**Aim:** Search the material below for the string "following" and list each line that holds it.

**Excerpted records:**
** start **
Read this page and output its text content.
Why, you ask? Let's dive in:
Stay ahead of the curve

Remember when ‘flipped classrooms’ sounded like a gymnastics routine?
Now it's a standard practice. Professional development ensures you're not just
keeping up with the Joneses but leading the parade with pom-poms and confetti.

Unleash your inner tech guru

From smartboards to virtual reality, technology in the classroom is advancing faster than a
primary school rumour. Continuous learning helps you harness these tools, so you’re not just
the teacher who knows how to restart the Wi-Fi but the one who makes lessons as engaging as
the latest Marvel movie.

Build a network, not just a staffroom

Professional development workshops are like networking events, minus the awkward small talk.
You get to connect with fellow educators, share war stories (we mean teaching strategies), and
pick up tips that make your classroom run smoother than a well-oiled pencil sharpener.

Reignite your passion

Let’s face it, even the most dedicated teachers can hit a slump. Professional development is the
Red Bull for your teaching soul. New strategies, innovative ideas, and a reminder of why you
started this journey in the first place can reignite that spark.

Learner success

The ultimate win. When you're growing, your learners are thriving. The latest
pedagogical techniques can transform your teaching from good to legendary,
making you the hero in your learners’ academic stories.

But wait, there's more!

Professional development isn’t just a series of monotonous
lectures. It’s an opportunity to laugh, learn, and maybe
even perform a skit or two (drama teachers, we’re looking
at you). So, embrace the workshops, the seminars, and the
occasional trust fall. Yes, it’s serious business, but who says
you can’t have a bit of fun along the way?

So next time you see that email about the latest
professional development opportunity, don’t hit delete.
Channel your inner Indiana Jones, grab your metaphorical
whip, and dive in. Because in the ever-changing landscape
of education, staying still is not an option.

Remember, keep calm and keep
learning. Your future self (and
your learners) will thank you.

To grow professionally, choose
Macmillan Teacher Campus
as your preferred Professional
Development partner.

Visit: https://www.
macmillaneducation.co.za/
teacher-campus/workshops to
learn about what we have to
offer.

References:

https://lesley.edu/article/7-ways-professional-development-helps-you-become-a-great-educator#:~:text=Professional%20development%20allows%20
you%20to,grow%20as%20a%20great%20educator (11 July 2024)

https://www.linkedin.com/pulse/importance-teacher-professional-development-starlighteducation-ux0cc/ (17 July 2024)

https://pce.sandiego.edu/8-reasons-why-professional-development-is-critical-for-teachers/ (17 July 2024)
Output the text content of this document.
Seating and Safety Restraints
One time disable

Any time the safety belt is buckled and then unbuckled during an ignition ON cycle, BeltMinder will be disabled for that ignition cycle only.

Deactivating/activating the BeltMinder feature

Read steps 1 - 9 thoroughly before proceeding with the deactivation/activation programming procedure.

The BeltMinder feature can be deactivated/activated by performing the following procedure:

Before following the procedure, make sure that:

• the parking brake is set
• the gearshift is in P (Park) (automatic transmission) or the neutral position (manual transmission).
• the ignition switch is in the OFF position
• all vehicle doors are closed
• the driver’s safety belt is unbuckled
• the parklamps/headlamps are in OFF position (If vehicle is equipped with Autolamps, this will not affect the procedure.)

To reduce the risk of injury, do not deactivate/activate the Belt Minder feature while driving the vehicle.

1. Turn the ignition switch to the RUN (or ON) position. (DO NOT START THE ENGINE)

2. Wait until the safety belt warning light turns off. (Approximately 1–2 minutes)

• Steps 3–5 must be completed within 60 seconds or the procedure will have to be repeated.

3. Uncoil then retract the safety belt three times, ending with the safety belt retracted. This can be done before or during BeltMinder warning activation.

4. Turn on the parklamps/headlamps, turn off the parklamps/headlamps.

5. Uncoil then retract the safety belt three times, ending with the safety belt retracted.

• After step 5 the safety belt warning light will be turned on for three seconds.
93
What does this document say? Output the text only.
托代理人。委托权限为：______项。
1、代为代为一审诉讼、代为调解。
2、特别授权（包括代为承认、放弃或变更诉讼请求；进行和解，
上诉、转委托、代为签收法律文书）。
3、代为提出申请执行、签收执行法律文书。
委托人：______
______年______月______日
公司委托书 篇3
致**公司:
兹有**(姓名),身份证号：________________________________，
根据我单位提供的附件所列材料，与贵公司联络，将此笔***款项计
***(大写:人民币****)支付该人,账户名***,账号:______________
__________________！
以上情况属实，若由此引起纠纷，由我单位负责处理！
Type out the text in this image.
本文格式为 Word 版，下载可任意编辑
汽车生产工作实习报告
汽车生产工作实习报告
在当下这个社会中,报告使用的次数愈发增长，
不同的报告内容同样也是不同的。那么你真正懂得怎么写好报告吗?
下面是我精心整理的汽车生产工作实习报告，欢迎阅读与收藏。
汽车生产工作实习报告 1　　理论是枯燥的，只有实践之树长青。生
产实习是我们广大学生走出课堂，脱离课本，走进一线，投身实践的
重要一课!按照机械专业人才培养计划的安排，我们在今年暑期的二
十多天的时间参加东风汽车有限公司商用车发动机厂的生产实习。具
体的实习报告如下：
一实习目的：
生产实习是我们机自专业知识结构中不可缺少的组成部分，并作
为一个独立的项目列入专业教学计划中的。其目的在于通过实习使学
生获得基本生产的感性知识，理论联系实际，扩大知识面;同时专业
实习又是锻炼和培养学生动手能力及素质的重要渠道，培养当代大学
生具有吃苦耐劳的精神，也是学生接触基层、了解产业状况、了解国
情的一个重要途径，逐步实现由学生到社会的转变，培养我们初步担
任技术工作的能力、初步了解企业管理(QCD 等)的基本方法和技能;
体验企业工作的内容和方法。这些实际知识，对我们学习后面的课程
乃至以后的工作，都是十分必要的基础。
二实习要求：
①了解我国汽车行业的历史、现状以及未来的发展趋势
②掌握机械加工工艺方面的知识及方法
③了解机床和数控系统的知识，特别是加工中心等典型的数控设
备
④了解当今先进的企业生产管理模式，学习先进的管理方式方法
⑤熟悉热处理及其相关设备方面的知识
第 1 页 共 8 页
** end **
**Solved problem:**
The BeltMinder feature can be deactivated/activated by performing the following procedure:
Before following the procedure, make sure that:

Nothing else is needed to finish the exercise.